Stored data entries
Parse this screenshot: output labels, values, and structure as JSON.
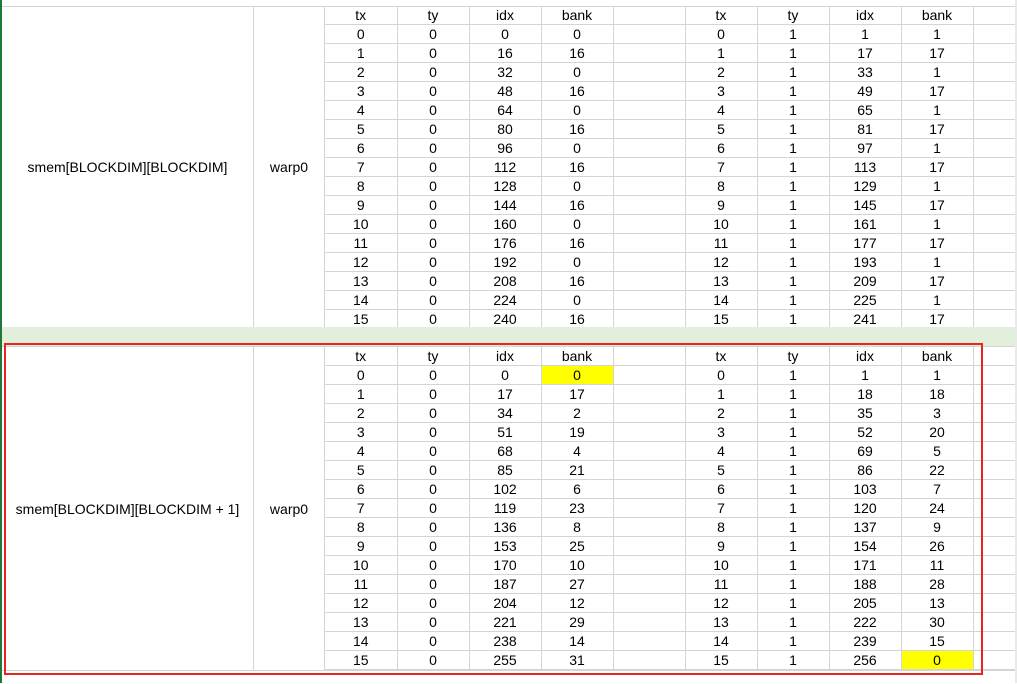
{
  "colors": {
    "highlight": "#ffff00",
    "frame": "#e8251e",
    "gap_row": "#e2efda"
  },
  "sections": [
    {
      "label": "smem[BLOCKDIM][BLOCKDIM]",
      "warp": "warp0",
      "headers": [
        "tx",
        "ty",
        "idx",
        "bank",
        "",
        "tx",
        "ty",
        "idx",
        "bank",
        ""
      ],
      "rows": [
        [
          "0",
          "0",
          "0",
          "0",
          "",
          "0",
          "1",
          "1",
          "1",
          ""
        ],
        [
          "1",
          "0",
          "16",
          "16",
          "",
          "1",
          "1",
          "17",
          "17",
          ""
        ],
        [
          "2",
          "0",
          "32",
          "0",
          "",
          "2",
          "1",
          "33",
          "1",
          ""
        ],
        [
          "3",
          "0",
          "48",
          "16",
          "",
          "3",
          "1",
          "49",
          "17",
          ""
        ],
        [
          "4",
          "0",
          "64",
          "0",
          "",
          "4",
          "1",
          "65",
          "1",
          ""
        ],
        [
          "5",
          "0",
          "80",
          "16",
          "",
          "5",
          "1",
          "81",
          "17",
          ""
        ],
        [
          "6",
          "0",
          "96",
          "0",
          "",
          "6",
          "1",
          "97",
          "1",
          ""
        ],
        [
          "7",
          "0",
          "112",
          "16",
          "",
          "7",
          "1",
          "113",
          "17",
          ""
        ],
        [
          "8",
          "0",
          "128",
          "0",
          "",
          "8",
          "1",
          "129",
          "1",
          ""
        ],
        [
          "9",
          "0",
          "144",
          "16",
          "",
          "9",
          "1",
          "145",
          "17",
          ""
        ],
        [
          "10",
          "0",
          "160",
          "0",
          "",
          "10",
          "1",
          "161",
          "1",
          ""
        ],
        [
          "11",
          "0",
          "176",
          "16",
          "",
          "11",
          "1",
          "177",
          "17",
          ""
        ],
        [
          "12",
          "0",
          "192",
          "0",
          "",
          "12",
          "1",
          "193",
          "1",
          ""
        ],
        [
          "13",
          "0",
          "208",
          "16",
          "",
          "13",
          "1",
          "209",
          "17",
          ""
        ],
        [
          "14",
          "0",
          "224",
          "0",
          "",
          "14",
          "1",
          "225",
          "1",
          ""
        ],
        [
          "15",
          "0",
          "240",
          "16",
          "",
          "15",
          "1",
          "241",
          "17",
          ""
        ]
      ],
      "highlight_cells": []
    },
    {
      "label": "smem[BLOCKDIM][BLOCKDIM + 1]",
      "warp": "warp0",
      "headers": [
        "tx",
        "ty",
        "idx",
        "bank",
        "",
        "tx",
        "ty",
        "idx",
        "bank",
        ""
      ],
      "rows": [
        [
          "0",
          "0",
          "0",
          "0",
          "",
          "0",
          "1",
          "1",
          "1",
          ""
        ],
        [
          "1",
          "0",
          "17",
          "17",
          "",
          "1",
          "1",
          "18",
          "18",
          ""
        ],
        [
          "2",
          "0",
          "34",
          "2",
          "",
          "2",
          "1",
          "35",
          "3",
          ""
        ],
        [
          "3",
          "0",
          "51",
          "19",
          "",
          "3",
          "1",
          "52",
          "20",
          ""
        ],
        [
          "4",
          "0",
          "68",
          "4",
          "",
          "4",
          "1",
          "69",
          "5",
          ""
        ],
        [
          "5",
          "0",
          "85",
          "21",
          "",
          "5",
          "1",
          "86",
          "22",
          ""
        ],
        [
          "6",
          "0",
          "102",
          "6",
          "",
          "6",
          "1",
          "103",
          "7",
          ""
        ],
        [
          "7",
          "0",
          "119",
          "23",
          "",
          "7",
          "1",
          "120",
          "24",
          ""
        ],
        [
          "8",
          "0",
          "136",
          "8",
          "",
          "8",
          "1",
          "137",
          "9",
          ""
        ],
        [
          "9",
          "0",
          "153",
          "25",
          "",
          "9",
          "1",
          "154",
          "26",
          ""
        ],
        [
          "10",
          "0",
          "170",
          "10",
          "",
          "10",
          "1",
          "171",
          "11",
          ""
        ],
        [
          "11",
          "0",
          "187",
          "27",
          "",
          "11",
          "1",
          "188",
          "28",
          ""
        ],
        [
          "12",
          "0",
          "204",
          "12",
          "",
          "12",
          "1",
          "205",
          "13",
          ""
        ],
        [
          "13",
          "0",
          "221",
          "29",
          "",
          "13",
          "1",
          "222",
          "30",
          ""
        ],
        [
          "14",
          "0",
          "238",
          "14",
          "",
          "14",
          "1",
          "239",
          "15",
          ""
        ],
        [
          "15",
          "0",
          "255",
          "31",
          "",
          "15",
          "1",
          "256",
          "0",
          ""
        ]
      ],
      "highlight_cells": [
        [
          0,
          3
        ],
        [
          15,
          8
        ]
      ]
    }
  ]
}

* **Short exercise**:
Your task is to gather every line with the word "BLOCKDIM" and copy it.

* **Written response**:
      "label": "smem[BLOCKDIM][BLOCKDIM]",
      "label": "smem[BLOCKDIM][BLOCKDIM + 1]",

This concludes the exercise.